[What is required]: All records below must be retyped exactly.
┌──
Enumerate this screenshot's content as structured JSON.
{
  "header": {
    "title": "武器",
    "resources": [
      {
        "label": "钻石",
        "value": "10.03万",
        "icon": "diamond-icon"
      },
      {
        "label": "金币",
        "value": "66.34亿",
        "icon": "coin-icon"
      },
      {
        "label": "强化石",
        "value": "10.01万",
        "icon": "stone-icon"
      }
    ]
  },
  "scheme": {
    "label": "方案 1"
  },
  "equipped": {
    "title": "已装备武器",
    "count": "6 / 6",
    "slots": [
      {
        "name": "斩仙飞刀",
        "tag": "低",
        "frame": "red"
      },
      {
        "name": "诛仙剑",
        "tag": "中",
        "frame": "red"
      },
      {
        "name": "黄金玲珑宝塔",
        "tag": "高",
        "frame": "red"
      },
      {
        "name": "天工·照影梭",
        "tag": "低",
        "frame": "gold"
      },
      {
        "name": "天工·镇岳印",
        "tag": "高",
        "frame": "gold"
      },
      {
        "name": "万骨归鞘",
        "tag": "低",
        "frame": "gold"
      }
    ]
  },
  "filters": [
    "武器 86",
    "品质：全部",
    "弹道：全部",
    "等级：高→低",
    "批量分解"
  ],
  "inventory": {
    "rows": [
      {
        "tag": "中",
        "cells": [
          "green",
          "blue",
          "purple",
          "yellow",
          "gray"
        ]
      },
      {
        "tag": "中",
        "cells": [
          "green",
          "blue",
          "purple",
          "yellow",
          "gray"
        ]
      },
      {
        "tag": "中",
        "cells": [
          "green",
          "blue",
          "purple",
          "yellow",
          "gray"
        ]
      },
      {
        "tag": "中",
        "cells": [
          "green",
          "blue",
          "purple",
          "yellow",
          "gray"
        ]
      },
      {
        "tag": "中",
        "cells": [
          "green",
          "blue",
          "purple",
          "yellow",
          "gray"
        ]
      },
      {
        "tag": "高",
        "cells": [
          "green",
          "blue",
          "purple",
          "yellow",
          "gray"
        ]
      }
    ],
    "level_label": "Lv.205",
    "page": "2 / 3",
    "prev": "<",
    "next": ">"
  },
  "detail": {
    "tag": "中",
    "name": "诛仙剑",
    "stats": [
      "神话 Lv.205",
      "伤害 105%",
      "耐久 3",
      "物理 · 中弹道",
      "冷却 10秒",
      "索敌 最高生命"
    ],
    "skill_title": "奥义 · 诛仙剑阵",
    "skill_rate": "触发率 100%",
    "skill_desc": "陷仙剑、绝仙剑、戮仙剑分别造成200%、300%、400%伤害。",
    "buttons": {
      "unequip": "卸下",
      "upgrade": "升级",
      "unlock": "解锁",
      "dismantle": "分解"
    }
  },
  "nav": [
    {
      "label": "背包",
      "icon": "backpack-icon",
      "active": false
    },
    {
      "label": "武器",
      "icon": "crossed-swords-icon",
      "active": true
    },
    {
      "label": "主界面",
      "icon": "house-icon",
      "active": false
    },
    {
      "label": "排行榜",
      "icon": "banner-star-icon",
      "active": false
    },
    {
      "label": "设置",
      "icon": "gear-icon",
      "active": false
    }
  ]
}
└──
[Written answer]:
Enumerate this screenshot's content as structured JSON.
{
  "header": {
    "title": "武器",
    "resources": [
      {
        "label": "钻石",
        "value": "10.03万",
        "icon": "diamond-icon"
      },
      {
        "label": "金币",
        "value": "66.34亿",
        "icon": "coin-icon"
      },
      {
        "label": "强化石",
        "value": "10.01万",
        "icon": "stone-icon"
      }
    ]
  },
  "scheme": {
    "label": "方案 1"
  },
  "equipped": {
    "title": "已装备武器",
    "count": "6 / 6",
    "slots": [
      {
        "name": "斩仙飞刀",
        "tag": "低",
        "frame": "red"
      },
      {
        "name": "诛仙剑",
        "tag": "中",
        "frame": "red"
      },
      {
        "name": "黄金玲珑宝塔",
        "tag": "高",
        "frame": "red"
      },
      {
        "name": "天工·照影梭",
        "tag": "低",
        "frame": "gold"
      },
      {
        "name": "天工·镇岳印",
        "tag": "高",
        "frame": "gold"
      },
      {
        "name": "万骨归鞘",
        "tag": "低",
        "frame": "gold"
      }
    ]
  },
  "filters": [
    "武器 86",
    "品质：全部",
    "弹道：全部",
    "等级：高→低",
    "批量分解"
  ],
  "inventory": {
    "rows": [
      {
        "tag": "中",
        "cells": [
          "green",
          "blue",
          "purple",
          "yellow",
          "gray"
        ]
      },
      {
        "tag": "中",
        "cells": [
          "green",
          "blue",
          "purple",
          "yellow",
          "gray"
        ]
      },
      {
        "tag": "中",
        "cells": [
          "green",
          "blue",
          "purple",
          "yellow",
          "gray"
        ]
      },
      {
        "tag": "中",
        "cells": [
          "green",
          "blue",
          "purple",
          "yellow",
          "gray"
        ]
      },
      {
        "tag": "中",
        "cells": [
          "green",
          "blue",
          "purple",
          "yellow",
          "gray"
        ]
      },
      {
        "tag": "高",
        "cells": [
          "green",
          "blue",
          "purple",
          "yellow",
          "gray"
        ]
      }
    ],
    "level_label": "Lv.205",
    "page": "2 / 3",
    "prev": "<",
    "next": ">"
  },
  "detail": {
    "tag": "中",
    "name": "诛仙剑",
    "stats": [
      "神话 Lv.205",
      "伤害 105%",
      "耐久 3",
      "物理 · 中弹道",
      "冷却 10秒",
      "索敌 最高生命"
    ],
    "skill_title": "奥义 · 诛仙剑阵",
    "skill_rate": "触发率 100%",
    "skill_desc": "陷仙剑、绝仙剑、戮仙剑分别造成200%、300%、400%伤害。",
    "buttons": {
      "unequip": "卸下",
      "upgrade": "升级",
      "unlock": "解锁",
      "dismantle": "分解"
    }
  },
  "nav": [
    {
      "label": "背包",
      "icon": "backpack-icon",
      "active": false
    },
    {
      "label": "武器",
      "icon": "crossed-swords-icon",
      "active": true
    },
    {
      "label": "主界面",
      "icon": "house-icon",
      "active": false
    },
    {
      "label": "排行榜",
      "icon": "banner-star-icon",
      "active": false
    },
    {
      "label": "设置",
      "icon": "gear-icon",
      "active": false
    }
  ]
}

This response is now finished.